* _CHALLENGE_
All of the material below is to be restated word for word, apart from the pictures.

[Stored entries]
+ + + +

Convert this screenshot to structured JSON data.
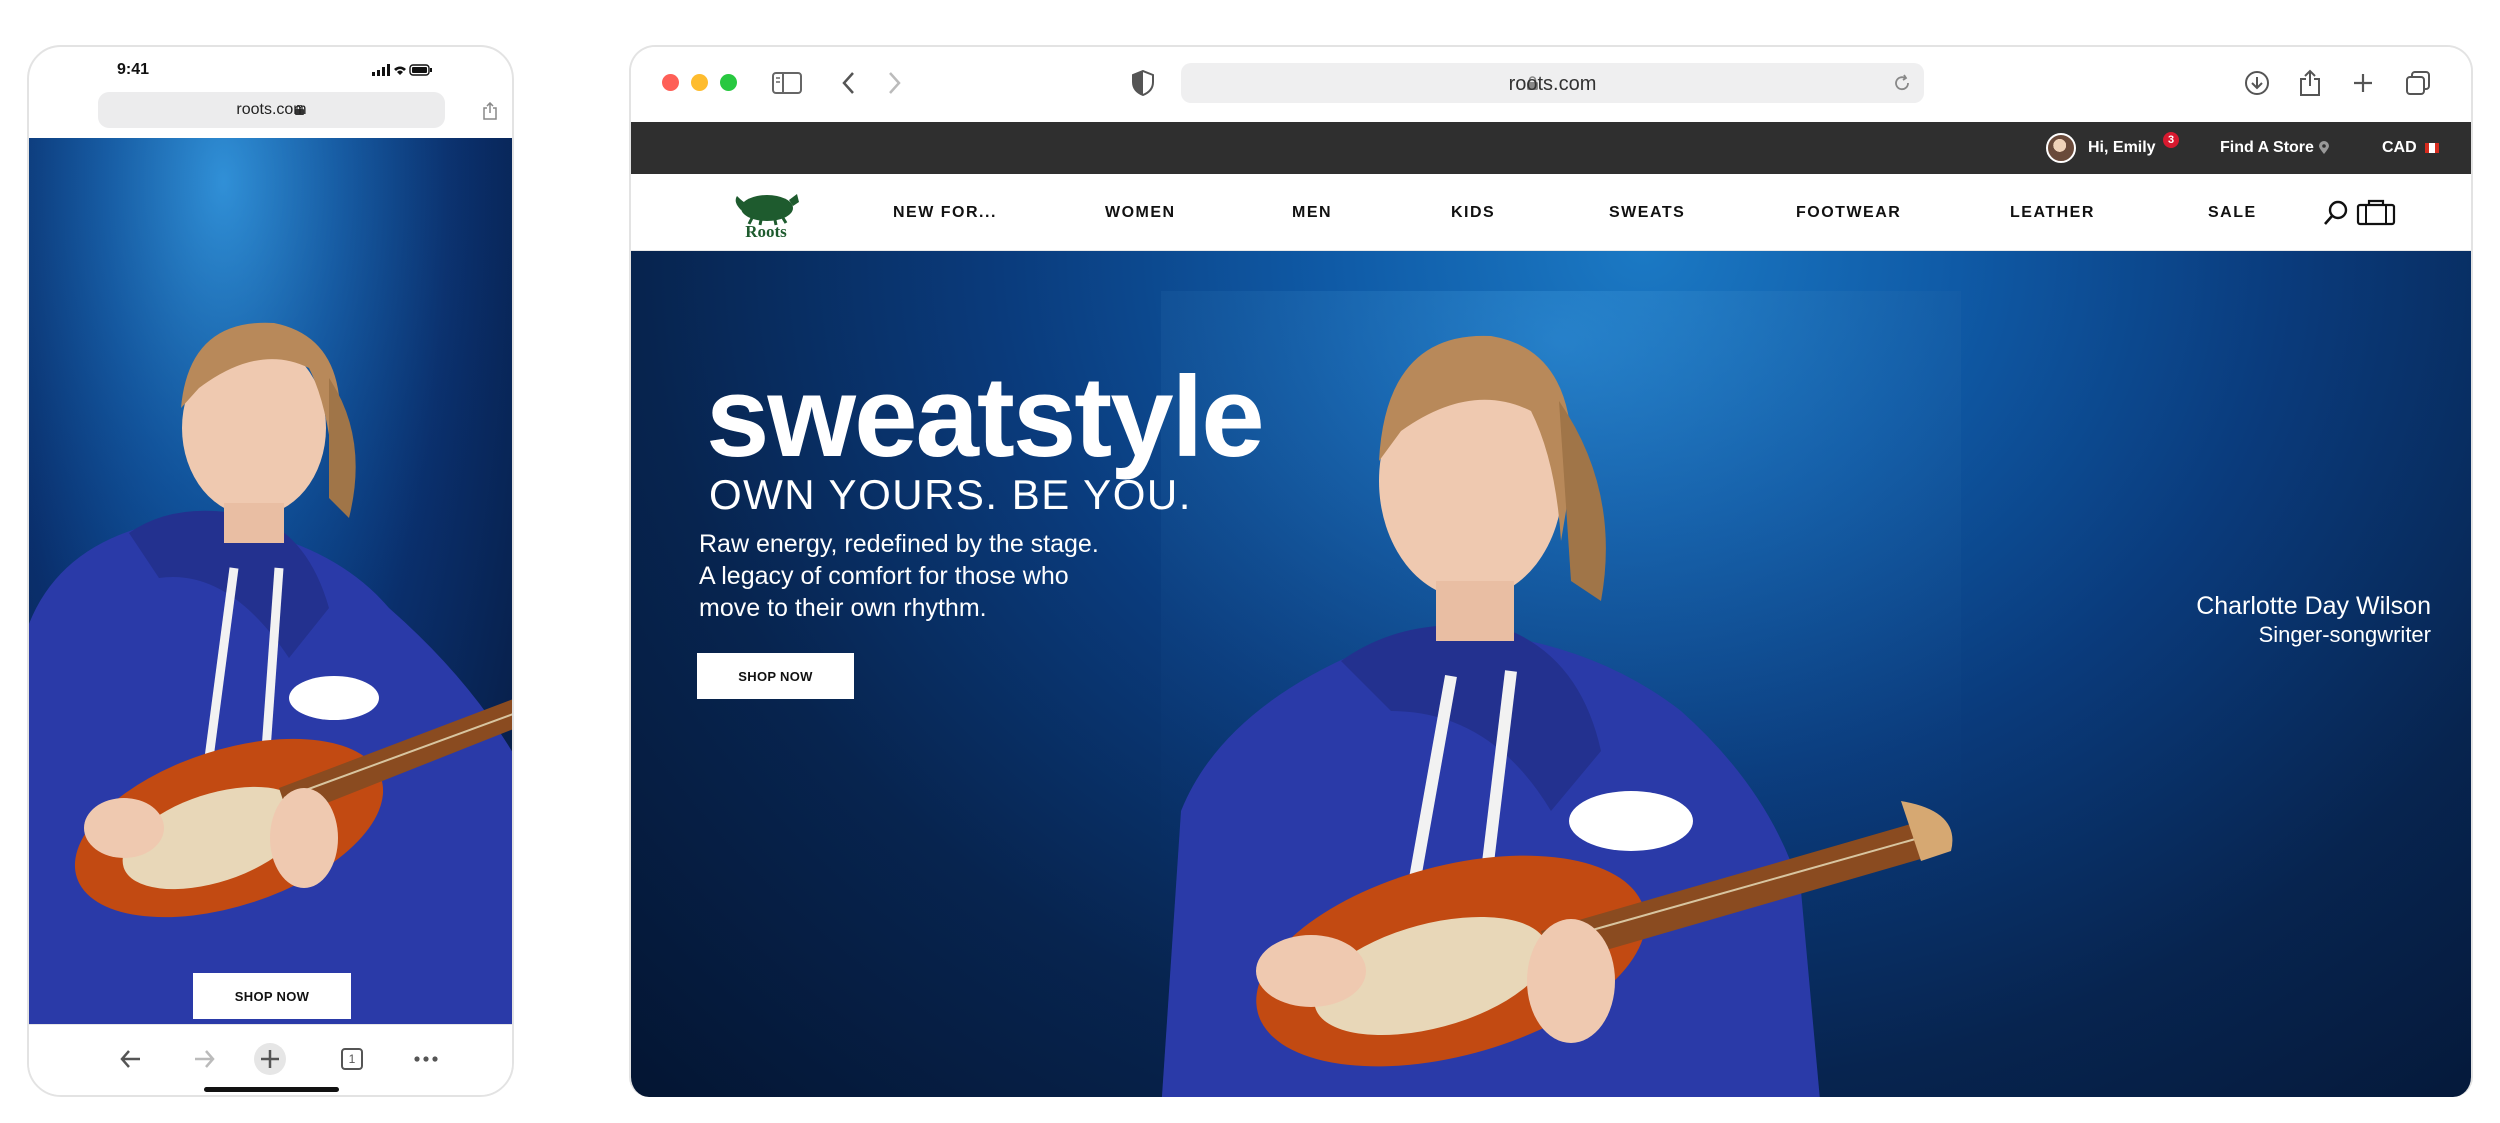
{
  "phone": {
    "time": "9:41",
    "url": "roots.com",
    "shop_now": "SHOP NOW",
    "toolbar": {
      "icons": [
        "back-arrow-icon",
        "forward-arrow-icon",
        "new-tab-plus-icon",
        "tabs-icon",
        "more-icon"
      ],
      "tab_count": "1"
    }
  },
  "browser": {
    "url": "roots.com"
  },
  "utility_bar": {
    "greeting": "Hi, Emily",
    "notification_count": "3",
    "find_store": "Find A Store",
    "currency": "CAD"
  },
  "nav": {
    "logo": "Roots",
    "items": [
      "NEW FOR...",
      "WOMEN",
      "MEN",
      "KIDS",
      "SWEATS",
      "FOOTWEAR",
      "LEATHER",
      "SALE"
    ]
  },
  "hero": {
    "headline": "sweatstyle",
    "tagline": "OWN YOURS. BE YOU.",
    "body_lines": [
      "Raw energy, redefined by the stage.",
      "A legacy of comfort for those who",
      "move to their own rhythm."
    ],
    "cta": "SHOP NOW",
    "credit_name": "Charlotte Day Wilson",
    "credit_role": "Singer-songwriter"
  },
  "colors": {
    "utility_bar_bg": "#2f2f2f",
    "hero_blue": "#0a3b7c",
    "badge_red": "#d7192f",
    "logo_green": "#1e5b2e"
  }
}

+ + + +

* _EXERCISE RESPONSE_
Convert this screenshot to structured JSON data.
{
  "phone": {
    "time": "9:41",
    "url": "roots.com",
    "shop_now": "SHOP NOW",
    "toolbar": {
      "icons": [
        "back-arrow-icon",
        "forward-arrow-icon",
        "new-tab-plus-icon",
        "tabs-icon",
        "more-icon"
      ],
      "tab_count": "1"
    }
  },
  "browser": {
    "url": "roots.com"
  },
  "utility_bar": {
    "greeting": "Hi, Emily",
    "notification_count": "3",
    "find_store": "Find A Store",
    "currency": "CAD"
  },
  "nav": {
    "logo": "Roots",
    "items": [
      "NEW FOR...",
      "WOMEN",
      "MEN",
      "KIDS",
      "SWEATS",
      "FOOTWEAR",
      "LEATHER",
      "SALE"
    ]
  },
  "hero": {
    "headline": "sweatstyle",
    "tagline": "OWN YOURS. BE YOU.",
    "body_lines": [
      "Raw energy, redefined by the stage.",
      "A legacy of comfort for those who",
      "move to their own rhythm."
    ],
    "cta": "SHOP NOW",
    "credit_name": "Charlotte Day Wilson",
    "credit_role": "Singer-songwriter"
  },
  "colors": {
    "utility_bar_bg": "#2f2f2f",
    "hero_blue": "#0a3b7c",
    "badge_red": "#d7192f",
    "logo_green": "#1e5b2e"
  }
}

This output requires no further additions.